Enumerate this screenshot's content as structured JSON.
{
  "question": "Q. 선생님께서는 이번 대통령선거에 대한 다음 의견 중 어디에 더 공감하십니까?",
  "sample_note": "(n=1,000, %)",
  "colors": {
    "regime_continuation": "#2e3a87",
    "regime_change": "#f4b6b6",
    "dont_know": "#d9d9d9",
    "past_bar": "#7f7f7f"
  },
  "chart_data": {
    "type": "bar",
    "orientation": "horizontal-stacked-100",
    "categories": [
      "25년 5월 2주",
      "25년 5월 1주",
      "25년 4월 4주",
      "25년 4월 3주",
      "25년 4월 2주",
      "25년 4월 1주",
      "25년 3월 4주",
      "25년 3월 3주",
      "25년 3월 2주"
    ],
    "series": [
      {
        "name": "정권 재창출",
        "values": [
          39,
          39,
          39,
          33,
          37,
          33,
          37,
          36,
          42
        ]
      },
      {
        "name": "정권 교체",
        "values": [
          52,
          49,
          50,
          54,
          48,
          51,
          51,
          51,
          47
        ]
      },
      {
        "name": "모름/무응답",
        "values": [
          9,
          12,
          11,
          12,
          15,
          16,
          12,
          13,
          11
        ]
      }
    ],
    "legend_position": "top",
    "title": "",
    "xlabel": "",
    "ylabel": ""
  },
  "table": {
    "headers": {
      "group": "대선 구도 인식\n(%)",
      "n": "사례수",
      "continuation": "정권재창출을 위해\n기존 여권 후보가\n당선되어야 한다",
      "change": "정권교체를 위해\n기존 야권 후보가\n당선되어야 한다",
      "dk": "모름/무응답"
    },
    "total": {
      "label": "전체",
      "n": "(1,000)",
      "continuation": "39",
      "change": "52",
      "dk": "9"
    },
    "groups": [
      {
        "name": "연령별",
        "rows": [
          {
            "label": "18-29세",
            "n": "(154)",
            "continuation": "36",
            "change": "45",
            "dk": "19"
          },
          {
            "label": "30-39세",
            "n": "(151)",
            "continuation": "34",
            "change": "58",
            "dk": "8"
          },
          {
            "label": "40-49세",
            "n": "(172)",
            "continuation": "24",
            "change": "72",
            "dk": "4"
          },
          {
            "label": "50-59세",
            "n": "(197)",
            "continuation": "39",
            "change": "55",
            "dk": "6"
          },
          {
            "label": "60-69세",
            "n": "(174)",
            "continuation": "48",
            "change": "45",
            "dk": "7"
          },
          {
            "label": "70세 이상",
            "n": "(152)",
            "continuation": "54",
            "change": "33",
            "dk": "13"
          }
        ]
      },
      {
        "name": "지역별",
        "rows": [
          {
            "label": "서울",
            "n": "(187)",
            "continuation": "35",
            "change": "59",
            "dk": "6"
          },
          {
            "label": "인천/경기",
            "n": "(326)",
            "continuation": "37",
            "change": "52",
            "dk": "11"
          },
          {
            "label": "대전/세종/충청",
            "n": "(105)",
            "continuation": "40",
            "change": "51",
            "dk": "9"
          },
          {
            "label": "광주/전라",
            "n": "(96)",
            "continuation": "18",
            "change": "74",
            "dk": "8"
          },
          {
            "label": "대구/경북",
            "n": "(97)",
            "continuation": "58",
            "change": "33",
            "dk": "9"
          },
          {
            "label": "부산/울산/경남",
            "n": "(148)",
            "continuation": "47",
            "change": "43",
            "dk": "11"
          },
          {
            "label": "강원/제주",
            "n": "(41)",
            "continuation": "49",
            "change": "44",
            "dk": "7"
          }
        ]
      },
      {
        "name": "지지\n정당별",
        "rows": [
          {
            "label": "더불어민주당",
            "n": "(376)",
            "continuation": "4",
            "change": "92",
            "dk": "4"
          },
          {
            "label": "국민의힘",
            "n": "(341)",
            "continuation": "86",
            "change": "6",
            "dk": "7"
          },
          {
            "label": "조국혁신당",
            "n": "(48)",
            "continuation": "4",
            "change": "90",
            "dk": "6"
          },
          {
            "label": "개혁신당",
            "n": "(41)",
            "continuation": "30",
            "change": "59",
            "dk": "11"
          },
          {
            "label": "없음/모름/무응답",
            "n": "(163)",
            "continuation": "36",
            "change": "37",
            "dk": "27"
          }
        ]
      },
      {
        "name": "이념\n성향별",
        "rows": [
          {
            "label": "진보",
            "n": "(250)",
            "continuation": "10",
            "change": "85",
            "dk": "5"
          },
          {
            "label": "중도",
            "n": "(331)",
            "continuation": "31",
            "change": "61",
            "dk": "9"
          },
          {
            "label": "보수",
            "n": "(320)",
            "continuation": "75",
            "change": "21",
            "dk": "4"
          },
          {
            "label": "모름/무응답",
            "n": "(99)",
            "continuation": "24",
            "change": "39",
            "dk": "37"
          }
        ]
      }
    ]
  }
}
################
Directions for this task -> Return the number of lines that include the word "name", and nothing else.

Solution to the problem -> 7